### Selected passage

Focusing on printing in Qt 5

With the necessary work on Localization for Qt 5.0 winding down In the last couple of weeks, I’ve been able to concentrate more on my role as maintainer for the Qt Printing module. As maintainer I get to co-ordinate all activity on Printing, manage the bugs, approve and merge changes, make sure the module is in a fit state for release, and have a major influence on the future direction for Printing. That may sound very grand, but what it means in real practical terms is the doors are wide open for bug fixes in both Qt 5 and Qt 4.8.

With my primary focus right on preparing QtPrintSupport for the release of 5.0, I don't yet have the time to fix existing bugs from 4.8. This is where you could help. If you can code and are interested in helping out, I’m happy to allocate existing bugs to people to fix and approve the resulting patches. If you don’t (yet) code and have a favourite bug that you want killed, check to see if it is in the bug tracker and if not report it. Help triaging the bug list to see what is still valid in 4.8 would be also be welcome.  Just remember all bug fixes must first be applied to Qt 5 then backported to Qt 4.8, and no new features are allowed.

(Stored data entries)
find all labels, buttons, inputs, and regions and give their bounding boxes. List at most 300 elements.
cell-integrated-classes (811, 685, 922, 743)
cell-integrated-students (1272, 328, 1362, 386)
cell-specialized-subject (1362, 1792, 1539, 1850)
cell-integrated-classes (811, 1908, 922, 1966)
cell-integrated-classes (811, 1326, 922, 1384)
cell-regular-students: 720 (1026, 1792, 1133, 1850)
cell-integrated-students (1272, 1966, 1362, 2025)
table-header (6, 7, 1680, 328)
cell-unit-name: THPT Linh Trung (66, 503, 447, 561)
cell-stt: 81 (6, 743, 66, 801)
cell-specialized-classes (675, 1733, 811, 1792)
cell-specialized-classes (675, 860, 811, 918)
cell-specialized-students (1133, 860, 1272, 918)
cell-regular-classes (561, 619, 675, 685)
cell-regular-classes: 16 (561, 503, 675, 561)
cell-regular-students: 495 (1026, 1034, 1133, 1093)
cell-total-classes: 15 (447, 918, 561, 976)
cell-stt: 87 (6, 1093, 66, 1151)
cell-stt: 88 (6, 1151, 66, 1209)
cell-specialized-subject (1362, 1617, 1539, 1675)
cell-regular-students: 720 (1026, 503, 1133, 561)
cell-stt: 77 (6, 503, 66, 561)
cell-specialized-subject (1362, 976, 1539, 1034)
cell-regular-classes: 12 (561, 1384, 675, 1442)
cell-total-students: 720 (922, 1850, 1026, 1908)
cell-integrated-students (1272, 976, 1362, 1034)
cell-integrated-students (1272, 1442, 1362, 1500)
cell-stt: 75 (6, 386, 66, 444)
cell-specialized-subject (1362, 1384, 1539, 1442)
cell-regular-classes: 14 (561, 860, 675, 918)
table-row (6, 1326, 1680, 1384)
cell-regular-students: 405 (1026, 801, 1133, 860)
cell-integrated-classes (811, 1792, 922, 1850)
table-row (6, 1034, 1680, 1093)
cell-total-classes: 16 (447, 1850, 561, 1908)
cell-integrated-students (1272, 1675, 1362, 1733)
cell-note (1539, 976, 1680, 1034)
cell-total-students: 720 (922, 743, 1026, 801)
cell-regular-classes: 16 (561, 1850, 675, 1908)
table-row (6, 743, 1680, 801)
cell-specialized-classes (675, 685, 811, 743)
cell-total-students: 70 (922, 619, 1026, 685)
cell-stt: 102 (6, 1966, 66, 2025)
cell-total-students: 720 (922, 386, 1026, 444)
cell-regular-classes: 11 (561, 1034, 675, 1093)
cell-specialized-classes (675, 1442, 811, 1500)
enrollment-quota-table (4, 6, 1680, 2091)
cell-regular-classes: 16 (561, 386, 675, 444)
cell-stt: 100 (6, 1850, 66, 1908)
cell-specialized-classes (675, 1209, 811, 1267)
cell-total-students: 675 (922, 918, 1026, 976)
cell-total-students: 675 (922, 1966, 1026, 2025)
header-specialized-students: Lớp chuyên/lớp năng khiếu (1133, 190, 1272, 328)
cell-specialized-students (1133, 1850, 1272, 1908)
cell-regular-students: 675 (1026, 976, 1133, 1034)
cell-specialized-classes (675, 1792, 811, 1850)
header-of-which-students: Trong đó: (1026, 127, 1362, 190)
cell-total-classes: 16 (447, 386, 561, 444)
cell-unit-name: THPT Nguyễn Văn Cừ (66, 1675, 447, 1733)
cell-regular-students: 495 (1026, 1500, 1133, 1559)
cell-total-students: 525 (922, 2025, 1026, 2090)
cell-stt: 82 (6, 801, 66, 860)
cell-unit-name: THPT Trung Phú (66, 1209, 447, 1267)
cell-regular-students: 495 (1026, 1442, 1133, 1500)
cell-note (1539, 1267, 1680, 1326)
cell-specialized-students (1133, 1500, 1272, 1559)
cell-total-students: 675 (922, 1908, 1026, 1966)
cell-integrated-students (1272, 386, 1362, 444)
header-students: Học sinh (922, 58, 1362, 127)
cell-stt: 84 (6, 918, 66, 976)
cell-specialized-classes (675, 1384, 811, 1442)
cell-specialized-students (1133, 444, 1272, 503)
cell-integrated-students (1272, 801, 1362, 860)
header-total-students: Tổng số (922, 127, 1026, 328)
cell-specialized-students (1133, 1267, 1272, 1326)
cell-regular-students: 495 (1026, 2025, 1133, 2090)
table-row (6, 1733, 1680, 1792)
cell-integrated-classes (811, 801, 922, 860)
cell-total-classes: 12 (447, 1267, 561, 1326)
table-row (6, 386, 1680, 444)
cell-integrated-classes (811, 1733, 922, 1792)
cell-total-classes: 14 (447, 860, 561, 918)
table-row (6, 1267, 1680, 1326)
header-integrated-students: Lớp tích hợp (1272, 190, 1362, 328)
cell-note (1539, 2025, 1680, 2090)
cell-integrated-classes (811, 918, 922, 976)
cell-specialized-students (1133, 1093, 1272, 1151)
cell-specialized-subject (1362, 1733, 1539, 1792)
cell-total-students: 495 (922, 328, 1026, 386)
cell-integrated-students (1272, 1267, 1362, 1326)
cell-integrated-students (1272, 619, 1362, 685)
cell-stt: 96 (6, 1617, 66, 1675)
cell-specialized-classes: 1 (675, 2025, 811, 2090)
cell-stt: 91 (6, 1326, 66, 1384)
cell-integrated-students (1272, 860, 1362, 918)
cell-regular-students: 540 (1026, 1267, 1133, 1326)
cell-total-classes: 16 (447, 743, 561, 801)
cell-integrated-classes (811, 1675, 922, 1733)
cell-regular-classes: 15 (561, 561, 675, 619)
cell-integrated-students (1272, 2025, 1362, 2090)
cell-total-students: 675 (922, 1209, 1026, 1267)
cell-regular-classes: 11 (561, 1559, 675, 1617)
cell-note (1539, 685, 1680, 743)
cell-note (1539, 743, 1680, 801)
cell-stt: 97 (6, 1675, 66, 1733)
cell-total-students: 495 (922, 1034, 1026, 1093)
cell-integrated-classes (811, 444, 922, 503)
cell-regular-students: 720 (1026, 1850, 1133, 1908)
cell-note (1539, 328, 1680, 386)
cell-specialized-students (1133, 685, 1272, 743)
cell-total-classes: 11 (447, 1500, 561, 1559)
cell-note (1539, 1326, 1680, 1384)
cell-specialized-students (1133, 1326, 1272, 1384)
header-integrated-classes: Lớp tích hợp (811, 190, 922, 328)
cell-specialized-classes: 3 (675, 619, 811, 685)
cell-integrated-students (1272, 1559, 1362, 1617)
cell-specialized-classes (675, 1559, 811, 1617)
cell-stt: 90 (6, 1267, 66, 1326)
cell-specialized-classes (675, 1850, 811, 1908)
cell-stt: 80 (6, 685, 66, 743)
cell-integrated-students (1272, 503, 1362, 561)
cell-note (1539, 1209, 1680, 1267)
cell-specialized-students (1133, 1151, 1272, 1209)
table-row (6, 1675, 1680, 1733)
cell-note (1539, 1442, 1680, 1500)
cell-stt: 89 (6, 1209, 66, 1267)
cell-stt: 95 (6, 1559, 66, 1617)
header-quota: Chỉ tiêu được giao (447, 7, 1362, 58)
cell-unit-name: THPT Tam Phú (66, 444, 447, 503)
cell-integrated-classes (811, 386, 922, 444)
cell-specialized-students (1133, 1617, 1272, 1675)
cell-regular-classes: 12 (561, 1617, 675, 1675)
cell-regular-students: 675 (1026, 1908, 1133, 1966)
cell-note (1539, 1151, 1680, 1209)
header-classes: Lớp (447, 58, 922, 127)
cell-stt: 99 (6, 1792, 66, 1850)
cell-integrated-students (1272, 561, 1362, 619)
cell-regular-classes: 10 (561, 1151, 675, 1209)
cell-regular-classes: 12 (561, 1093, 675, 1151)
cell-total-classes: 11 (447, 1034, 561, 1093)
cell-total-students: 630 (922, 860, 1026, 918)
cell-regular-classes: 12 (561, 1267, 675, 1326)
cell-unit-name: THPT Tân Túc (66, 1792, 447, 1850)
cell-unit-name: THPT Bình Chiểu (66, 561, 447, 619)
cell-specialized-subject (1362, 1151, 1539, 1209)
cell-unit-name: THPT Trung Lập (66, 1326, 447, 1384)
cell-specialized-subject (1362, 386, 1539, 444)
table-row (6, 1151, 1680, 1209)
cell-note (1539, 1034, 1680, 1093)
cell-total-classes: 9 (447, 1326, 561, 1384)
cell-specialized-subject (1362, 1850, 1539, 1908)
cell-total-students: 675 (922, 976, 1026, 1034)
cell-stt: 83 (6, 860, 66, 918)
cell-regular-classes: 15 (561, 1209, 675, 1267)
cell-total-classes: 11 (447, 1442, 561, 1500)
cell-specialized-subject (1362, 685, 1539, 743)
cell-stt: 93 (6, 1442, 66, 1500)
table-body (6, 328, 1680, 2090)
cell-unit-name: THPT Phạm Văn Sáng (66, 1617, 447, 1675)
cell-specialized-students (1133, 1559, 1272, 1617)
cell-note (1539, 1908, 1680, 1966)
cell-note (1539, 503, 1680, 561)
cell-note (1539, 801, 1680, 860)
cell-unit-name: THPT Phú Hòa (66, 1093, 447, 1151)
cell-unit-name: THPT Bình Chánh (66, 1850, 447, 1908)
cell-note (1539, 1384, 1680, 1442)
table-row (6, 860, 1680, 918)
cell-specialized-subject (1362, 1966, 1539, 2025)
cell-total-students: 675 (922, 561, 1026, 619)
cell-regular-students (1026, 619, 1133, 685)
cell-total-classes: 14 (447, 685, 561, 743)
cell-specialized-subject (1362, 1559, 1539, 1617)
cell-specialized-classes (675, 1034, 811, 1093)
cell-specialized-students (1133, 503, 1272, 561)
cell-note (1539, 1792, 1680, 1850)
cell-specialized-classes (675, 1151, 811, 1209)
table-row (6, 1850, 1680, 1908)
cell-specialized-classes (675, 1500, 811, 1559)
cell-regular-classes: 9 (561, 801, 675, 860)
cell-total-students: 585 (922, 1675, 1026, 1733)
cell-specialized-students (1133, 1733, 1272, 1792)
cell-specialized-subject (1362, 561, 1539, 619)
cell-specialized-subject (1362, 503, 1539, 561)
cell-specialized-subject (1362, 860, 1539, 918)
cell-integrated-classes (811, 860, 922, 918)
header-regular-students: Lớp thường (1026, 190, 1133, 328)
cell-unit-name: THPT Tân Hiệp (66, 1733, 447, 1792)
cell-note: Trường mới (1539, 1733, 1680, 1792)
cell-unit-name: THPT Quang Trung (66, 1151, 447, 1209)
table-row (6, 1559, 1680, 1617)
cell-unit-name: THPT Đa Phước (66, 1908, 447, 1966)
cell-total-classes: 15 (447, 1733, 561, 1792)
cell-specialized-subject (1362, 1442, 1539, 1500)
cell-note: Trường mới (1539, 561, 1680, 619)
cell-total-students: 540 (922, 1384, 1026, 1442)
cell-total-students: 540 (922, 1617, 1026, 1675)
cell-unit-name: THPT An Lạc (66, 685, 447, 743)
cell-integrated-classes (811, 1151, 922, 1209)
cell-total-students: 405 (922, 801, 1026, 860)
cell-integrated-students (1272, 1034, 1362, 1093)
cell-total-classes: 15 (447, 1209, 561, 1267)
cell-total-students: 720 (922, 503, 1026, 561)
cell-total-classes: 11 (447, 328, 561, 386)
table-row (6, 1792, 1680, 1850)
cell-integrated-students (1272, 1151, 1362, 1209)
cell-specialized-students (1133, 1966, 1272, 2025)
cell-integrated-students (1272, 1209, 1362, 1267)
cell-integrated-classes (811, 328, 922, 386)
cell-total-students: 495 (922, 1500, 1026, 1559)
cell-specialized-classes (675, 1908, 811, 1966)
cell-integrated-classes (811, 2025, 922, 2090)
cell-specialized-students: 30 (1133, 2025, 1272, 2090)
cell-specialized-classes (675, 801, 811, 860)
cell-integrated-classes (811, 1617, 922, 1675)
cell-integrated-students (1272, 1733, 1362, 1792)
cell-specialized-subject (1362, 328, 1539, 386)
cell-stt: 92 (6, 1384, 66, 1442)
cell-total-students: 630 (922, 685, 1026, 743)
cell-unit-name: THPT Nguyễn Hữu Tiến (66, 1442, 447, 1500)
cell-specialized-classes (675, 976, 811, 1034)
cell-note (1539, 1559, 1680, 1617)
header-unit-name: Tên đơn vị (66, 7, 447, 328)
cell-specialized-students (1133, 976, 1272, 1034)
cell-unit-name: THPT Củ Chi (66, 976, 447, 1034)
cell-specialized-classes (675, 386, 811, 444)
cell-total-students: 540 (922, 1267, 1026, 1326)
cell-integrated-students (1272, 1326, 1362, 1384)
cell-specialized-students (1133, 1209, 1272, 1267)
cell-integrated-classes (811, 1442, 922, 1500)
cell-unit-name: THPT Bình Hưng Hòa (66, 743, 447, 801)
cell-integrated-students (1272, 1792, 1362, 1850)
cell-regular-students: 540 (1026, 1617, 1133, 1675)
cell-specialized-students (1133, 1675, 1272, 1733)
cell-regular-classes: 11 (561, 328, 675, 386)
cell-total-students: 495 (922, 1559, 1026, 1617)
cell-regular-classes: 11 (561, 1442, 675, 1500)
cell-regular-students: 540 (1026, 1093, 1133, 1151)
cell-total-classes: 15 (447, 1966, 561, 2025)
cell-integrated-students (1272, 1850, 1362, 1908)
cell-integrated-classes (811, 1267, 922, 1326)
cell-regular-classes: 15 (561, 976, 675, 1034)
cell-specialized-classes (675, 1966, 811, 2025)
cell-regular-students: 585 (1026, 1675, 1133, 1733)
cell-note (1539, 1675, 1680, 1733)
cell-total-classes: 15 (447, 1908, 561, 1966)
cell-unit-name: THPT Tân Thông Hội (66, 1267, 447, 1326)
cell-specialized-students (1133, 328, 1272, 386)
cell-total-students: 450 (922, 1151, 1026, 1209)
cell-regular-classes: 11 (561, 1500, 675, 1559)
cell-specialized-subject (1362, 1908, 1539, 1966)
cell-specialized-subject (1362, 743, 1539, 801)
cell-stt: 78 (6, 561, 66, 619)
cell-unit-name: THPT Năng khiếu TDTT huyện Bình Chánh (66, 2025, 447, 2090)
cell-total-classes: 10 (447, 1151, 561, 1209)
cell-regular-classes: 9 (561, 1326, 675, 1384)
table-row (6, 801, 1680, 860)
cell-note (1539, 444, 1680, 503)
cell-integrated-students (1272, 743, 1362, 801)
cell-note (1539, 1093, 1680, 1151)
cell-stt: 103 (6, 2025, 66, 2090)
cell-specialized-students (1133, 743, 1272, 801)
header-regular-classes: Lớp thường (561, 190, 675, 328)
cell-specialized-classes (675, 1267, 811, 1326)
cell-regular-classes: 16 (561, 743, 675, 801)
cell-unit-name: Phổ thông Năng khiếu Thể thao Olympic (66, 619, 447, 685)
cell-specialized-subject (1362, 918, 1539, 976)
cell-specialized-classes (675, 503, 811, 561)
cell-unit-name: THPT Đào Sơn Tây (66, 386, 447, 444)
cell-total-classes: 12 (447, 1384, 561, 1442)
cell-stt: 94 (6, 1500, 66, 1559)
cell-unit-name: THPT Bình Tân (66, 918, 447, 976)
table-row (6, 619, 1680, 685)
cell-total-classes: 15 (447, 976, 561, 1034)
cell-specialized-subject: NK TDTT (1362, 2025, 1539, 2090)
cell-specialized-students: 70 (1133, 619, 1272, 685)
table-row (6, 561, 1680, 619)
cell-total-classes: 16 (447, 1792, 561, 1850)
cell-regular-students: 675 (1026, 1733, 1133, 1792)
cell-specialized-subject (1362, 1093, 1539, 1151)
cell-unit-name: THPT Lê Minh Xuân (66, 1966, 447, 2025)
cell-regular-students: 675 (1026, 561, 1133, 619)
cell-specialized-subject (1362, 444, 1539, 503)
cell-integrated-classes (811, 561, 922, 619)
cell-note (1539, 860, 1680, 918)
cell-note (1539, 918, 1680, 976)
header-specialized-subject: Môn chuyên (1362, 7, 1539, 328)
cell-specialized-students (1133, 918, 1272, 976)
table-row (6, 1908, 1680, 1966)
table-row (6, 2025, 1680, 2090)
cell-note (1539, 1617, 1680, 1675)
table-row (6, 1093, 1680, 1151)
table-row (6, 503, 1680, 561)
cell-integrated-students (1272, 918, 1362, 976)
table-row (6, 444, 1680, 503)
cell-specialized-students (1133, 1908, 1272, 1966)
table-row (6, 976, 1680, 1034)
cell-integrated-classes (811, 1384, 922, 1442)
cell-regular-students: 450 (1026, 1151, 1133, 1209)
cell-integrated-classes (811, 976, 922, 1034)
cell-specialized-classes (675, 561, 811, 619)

### Task objective
According to the post on printing in Qt 5, in what order must bug fixes be applied to Qt versions?

### Exercise result
Bug fixes must be applied to Qt 5 first and then backported to Qt 4.8.